- Exercise objective
Read the excerpt about the script meeting in the P.D.'s office and decide whether each statement agrees with it, answering yes or no and quoting the words that decide it. 1. The P.D. called the writing too stilted. 2. The script was lying face up on the desk. 3. The "folksy approach" called for a 30-piece orchestra.

- Extracted text
····················

When I was called into the P.D.’s office my script was lying face down on
his desk, like a thumb in a Roman arena. He leaned back in his swivel chair and
studied me pensively, as if searching for some velvet-glove language that could
be utilized to castigate me without breaking my spirit.
“Serling,” he said, “it’s this way. Your stuff’s too stilted. You
seem to be missing the common touch. We’re looking for grass roots here. We
want to be close to the people. We’re obliged to use the ‘folksy’
approach. In short, we want our people to get their teeth into the soil.”
As he was talking I knew exactly what he meant. The “folksy approach” did
not include a 30-piece orchestra, or prose out of Norman Corwin’s On a Note of Triumph. It needed only two elements: a hayseed M.C. who strummed a guitar and
said, “Shucks, friends”; and a girl yodeler whose falsetto could break a
beer mug at twenty paces. This was getting the teeth into the soil. And the
little thought journeyed through my brain that what these guys wanted was not a
writer but a plow!

····················

- Given data
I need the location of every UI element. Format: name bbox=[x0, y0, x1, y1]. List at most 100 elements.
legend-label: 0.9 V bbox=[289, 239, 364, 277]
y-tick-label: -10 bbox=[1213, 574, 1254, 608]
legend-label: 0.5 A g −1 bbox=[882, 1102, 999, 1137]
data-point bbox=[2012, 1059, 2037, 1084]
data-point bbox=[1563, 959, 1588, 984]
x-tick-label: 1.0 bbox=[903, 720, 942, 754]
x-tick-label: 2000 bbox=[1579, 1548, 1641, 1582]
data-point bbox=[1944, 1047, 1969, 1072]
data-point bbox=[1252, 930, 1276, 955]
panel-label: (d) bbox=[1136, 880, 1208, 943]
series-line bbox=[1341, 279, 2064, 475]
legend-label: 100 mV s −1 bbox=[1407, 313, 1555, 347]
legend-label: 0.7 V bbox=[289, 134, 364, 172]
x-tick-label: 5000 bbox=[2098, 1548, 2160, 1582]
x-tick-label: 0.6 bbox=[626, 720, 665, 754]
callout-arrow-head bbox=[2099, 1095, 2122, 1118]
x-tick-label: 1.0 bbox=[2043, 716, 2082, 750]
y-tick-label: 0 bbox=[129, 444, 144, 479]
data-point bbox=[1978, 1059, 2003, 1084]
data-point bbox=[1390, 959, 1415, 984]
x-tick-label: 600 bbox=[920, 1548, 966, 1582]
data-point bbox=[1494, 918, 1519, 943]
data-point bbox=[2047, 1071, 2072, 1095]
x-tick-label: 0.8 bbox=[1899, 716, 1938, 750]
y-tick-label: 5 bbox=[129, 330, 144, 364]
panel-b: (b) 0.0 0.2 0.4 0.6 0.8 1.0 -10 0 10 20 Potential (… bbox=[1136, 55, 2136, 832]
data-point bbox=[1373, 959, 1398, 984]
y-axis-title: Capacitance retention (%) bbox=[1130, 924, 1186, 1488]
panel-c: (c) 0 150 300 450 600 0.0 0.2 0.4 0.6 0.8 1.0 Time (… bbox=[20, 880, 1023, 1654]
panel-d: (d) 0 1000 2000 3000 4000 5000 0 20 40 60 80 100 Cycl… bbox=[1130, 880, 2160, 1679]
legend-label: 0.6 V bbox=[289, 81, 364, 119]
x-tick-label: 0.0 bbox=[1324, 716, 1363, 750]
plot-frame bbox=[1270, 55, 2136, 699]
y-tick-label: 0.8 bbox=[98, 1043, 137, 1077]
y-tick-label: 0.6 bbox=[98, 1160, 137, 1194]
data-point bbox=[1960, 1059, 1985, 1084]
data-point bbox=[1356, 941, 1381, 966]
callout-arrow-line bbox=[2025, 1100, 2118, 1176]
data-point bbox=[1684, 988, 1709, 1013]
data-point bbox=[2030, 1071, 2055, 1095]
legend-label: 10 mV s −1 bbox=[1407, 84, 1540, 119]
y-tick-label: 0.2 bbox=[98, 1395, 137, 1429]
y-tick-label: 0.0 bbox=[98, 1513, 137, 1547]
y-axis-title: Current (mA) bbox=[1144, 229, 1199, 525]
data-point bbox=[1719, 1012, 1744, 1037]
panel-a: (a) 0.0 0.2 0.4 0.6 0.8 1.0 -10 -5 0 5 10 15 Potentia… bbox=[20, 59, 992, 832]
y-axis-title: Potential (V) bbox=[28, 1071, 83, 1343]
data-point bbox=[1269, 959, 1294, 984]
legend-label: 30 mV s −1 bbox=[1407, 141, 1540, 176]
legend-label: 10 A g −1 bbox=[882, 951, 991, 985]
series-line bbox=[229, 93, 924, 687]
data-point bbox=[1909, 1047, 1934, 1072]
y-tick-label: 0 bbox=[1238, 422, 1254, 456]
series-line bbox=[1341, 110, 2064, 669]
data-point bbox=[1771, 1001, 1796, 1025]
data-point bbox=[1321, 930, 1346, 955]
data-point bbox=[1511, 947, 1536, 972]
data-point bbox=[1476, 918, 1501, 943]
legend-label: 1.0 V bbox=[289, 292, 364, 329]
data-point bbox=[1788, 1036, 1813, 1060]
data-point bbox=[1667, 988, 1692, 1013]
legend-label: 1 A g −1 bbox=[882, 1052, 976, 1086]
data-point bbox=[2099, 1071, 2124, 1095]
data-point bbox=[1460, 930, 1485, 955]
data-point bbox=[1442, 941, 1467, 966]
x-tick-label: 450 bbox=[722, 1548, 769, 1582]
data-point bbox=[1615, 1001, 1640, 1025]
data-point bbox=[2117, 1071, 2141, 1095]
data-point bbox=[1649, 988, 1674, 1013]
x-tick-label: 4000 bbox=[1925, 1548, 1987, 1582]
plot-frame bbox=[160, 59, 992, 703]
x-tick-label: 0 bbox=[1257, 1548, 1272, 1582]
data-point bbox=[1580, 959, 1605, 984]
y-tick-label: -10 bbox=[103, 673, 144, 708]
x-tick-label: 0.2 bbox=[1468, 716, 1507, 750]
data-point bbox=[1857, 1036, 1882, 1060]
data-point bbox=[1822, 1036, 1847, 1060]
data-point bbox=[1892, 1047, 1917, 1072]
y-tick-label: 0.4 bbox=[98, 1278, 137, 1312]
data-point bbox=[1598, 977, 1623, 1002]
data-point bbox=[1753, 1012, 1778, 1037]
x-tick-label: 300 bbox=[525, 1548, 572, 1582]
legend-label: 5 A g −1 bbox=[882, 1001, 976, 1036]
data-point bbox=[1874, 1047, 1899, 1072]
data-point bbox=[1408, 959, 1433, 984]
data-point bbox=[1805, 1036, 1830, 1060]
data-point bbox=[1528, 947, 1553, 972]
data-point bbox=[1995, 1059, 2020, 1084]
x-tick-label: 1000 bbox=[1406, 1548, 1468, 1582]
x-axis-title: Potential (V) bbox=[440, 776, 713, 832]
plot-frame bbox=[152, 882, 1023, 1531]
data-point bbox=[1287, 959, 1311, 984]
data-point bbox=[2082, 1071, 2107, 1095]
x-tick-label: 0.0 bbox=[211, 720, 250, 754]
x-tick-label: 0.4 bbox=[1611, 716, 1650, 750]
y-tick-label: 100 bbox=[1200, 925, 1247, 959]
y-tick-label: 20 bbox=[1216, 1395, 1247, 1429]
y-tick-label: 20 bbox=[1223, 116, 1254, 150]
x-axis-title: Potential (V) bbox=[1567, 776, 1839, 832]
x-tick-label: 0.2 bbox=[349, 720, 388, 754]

····················

- Solution for this problem
1. Yes: "Your stuff’s too stilted."
2. No: "my script was lying face down on his desk"
3. No: "The “folksy approach” did not include a 30-piece orchestra"